GIVEN TASK — All of the records below need to be copied exactly.

[Figure record extracts]
-------------------------
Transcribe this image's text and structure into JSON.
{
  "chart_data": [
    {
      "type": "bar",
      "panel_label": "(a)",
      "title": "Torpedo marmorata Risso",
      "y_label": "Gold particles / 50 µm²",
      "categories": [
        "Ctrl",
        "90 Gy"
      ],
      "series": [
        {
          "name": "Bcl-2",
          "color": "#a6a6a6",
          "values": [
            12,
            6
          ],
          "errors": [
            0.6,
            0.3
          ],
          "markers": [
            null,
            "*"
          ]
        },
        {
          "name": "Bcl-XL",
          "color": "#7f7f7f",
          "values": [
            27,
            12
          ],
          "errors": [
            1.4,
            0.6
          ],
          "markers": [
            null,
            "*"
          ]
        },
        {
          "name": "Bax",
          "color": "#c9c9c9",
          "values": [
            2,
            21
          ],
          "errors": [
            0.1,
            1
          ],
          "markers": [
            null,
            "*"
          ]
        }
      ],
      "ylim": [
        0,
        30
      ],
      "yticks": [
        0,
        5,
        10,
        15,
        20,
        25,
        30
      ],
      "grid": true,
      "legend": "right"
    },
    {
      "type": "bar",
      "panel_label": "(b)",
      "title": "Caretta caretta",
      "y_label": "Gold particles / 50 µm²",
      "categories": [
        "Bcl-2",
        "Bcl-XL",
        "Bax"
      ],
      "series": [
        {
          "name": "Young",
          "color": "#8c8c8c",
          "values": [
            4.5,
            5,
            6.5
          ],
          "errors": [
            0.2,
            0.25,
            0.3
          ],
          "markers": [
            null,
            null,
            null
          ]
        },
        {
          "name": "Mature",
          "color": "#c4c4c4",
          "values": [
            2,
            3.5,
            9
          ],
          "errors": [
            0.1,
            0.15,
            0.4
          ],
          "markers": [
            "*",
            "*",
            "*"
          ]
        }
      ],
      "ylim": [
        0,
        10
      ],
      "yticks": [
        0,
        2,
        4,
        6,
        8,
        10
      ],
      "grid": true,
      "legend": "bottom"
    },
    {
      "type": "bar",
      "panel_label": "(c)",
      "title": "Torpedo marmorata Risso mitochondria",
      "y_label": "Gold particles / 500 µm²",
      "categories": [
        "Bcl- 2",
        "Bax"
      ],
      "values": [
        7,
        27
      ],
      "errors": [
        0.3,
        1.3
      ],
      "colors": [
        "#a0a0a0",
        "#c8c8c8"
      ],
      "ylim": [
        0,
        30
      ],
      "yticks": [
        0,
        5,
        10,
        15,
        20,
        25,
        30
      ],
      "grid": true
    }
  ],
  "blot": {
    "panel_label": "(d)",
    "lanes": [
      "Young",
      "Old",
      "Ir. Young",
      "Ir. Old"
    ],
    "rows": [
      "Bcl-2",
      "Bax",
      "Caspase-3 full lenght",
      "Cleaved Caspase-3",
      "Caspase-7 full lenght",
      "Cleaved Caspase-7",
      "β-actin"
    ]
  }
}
-------------------------
COMPLETE OUTPUT —
Transcribe this image's text and structure into JSON.
{
  "chart_data": [
    {
      "type": "bar",
      "panel_label": "(a)",
      "title": "Torpedo marmorata Risso",
      "y_label": "Gold particles / 50 µm²",
      "categories": [
        "Ctrl",
        "90 Gy"
      ],
      "series": [
        {
          "name": "Bcl-2",
          "color": "#a6a6a6",
          "values": [
            12,
            6
          ],
          "errors": [
            0.6,
            0.3
          ],
          "markers": [
            null,
            "*"
          ]
        },
        {
          "name": "Bcl-XL",
          "color": "#7f7f7f",
          "values": [
            27,
            12
          ],
          "errors": [
            1.4,
            0.6
          ],
          "markers": [
            null,
            "*"
          ]
        },
        {
          "name": "Bax",
          "color": "#c9c9c9",
          "values": [
            2,
            21
          ],
          "errors": [
            0.1,
            1
          ],
          "markers": [
            null,
            "*"
          ]
        }
      ],
      "ylim": [
        0,
        30
      ],
      "yticks": [
        0,
        5,
        10,
        15,
        20,
        25,
        30
      ],
      "grid": true,
      "legend": "right"
    },
    {
      "type": "bar",
      "panel_label": "(b)",
      "title": "Caretta caretta",
      "y_label": "Gold particles / 50 µm²",
      "categories": [
        "Bcl-2",
        "Bcl-XL",
        "Bax"
      ],
      "series": [
        {
          "name": "Young",
          "color": "#8c8c8c",
          "values": [
            4.5,
            5,
            6.5
          ],
          "errors": [
            0.2,
            0.25,
            0.3
          ],
          "markers": [
            null,
            null,
            null
          ]
        },
        {
          "name": "Mature",
          "color": "#c4c4c4",
          "values": [
            2,
            3.5,
            9
          ],
          "errors": [
            0.1,
            0.15,
            0.4
          ],
          "markers": [
            "*",
            "*",
            "*"
          ]
        }
      ],
      "ylim": [
        0,
        10
      ],
      "yticks": [
        0,
        2,
        4,
        6,
        8,
        10
      ],
      "grid": true,
      "legend": "bottom"
    },
    {
      "type": "bar",
      "panel_label": "(c)",
      "title": "Torpedo marmorata Risso mitochondria",
      "y_label": "Gold particles / 500 µm²",
      "categories": [
        "Bcl- 2",
        "Bax"
      ],
      "values": [
        7,
        27
      ],
      "errors": [
        0.3,
        1.3
      ],
      "colors": [
        "#a0a0a0",
        "#c8c8c8"
      ],
      "ylim": [
        0,
        30
      ],
      "yticks": [
        0,
        5,
        10,
        15,
        20,
        25,
        30
      ],
      "grid": true
    }
  ],
  "blot": {
    "panel_label": "(d)",
    "lanes": [
      "Young",
      "Old",
      "Ir. Young",
      "Ir. Old"
    ],
    "rows": [
      "Bcl-2",
      "Bax",
      "Caspase-3 full lenght",
      "Cleaved Caspase-3",
      "Caspase-7 full lenght",
      "Cleaved Caspase-7",
      "β-actin"
    ]
  }
}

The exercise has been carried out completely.